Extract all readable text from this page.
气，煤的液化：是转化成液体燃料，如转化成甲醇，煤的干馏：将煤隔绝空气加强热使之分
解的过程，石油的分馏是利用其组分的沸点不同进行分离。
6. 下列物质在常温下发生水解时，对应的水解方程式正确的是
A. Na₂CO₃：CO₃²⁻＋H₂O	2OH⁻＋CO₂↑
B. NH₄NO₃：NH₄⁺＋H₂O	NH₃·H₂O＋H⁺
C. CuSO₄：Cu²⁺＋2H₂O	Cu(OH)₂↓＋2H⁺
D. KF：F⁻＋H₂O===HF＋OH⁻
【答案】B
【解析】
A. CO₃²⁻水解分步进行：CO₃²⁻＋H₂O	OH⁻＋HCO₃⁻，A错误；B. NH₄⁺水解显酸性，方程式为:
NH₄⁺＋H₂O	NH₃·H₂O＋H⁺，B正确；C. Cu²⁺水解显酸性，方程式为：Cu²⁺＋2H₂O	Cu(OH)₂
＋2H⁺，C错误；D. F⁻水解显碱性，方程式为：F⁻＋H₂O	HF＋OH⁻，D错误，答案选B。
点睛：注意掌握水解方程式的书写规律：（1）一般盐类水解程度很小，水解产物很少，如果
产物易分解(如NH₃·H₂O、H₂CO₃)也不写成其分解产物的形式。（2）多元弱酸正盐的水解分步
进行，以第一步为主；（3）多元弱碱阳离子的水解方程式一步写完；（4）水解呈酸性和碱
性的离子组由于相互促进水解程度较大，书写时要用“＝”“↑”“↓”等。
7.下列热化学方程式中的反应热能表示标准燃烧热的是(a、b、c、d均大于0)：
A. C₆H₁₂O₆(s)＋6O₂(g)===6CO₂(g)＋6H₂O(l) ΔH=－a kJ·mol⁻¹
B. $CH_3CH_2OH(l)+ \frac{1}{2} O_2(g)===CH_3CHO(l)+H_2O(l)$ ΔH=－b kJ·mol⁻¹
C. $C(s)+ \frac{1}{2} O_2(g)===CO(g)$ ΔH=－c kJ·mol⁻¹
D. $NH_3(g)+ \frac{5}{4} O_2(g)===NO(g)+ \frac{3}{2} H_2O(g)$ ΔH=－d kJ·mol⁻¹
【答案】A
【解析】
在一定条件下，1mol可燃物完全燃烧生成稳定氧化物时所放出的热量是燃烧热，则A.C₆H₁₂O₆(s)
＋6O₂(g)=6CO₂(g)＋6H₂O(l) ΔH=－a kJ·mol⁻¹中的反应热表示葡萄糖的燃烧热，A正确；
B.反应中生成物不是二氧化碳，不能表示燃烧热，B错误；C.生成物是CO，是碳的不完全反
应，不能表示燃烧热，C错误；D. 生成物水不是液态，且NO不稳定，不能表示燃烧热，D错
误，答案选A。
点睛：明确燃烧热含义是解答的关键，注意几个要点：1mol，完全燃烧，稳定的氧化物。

• [What to work on] Please give back all of the records exactly as written.

• [Worked answer]
Extract all readable text from this page.
气，煤的液化：是转化成液体燃料，如转化成甲醇，煤的干馏：将煤隔绝空气加强热使之分
解的过程，石油的分馏是利用其组分的沸点不同进行分离。
6. 下列物质在常温下发生水解时，对应的水解方程式正确的是
A. Na₂CO₃：CO₃²⁻＋H₂O	2OH⁻＋CO₂↑
B. NH₄NO₃：NH₄⁺＋H₂O	NH₃·H₂O＋H⁺
C. CuSO₄：Cu²⁺＋2H₂O	Cu(OH)₂↓＋2H⁺
D. KF：F⁻＋H₂O===HF＋OH⁻
【答案】B
【解析】
A. CO₃²⁻水解分步进行：CO₃²⁻＋H₂O	OH⁻＋HCO₃⁻，A错误；B. NH₄⁺水解显酸性，方程式为:
NH₄⁺＋H₂O	NH₃·H₂O＋H⁺，B正确；C. Cu²⁺水解显酸性，方程式为：Cu²⁺＋2H₂O	Cu(OH)₂
＋2H⁺，C错误；D. F⁻水解显碱性，方程式为：F⁻＋H₂O	HF＋OH⁻，D错误，答案选B。
点睛：注意掌握水解方程式的书写规律：（1）一般盐类水解程度很小，水解产物很少，如果
产物易分解(如NH₃·H₂O、H₂CO₃)也不写成其分解产物的形式。（2）多元弱酸正盐的水解分步
进行，以第一步为主；（3）多元弱碱阳离子的水解方程式一步写完；（4）水解呈酸性和碱
性的离子组由于相互促进水解程度较大，书写时要用“＝”“↑”“↓”等。
7.下列热化学方程式中的反应热能表示标准燃烧热的是(a、b、c、d均大于0)：
A. C₆H₁₂O₆(s)＋6O₂(g)===6CO₂(g)＋6H₂O(l) ΔH=－a kJ·mol⁻¹
B. $CH_3CH_2OH(l)+ \frac{1}{2} O_2(g)===CH_3CHO(l)+H_2O(l)$ ΔH=－b kJ·mol⁻¹
C. $C(s)+ \frac{1}{2} O_2(g)===CO(g)$ ΔH=－c kJ·mol⁻¹
D. $NH_3(g)+ \frac{5}{4} O_2(g)===NO(g)+ \frac{3}{2} H_2O(g)$ ΔH=－d kJ·mol⁻¹
【答案】A
【解析】
在一定条件下，1mol可燃物完全燃烧生成稳定氧化物时所放出的热量是燃烧热，则A.C₆H₁₂O₆(s)
＋6O₂(g)=6CO₂(g)＋6H₂O(l) ΔH=－a kJ·mol⁻¹中的反应热表示葡萄糖的燃烧热，A正确；
B.反应中生成物不是二氧化碳，不能表示燃烧热，B错误；C.生成物是CO，是碳的不完全反
应，不能表示燃烧热，C错误；D. 生成物水不是液态，且NO不稳定，不能表示燃烧热，D错
误，答案选A。
点睛：明确燃烧热含义是解答的关键，注意几个要点：1mol，完全燃烧，稳定的氧化物。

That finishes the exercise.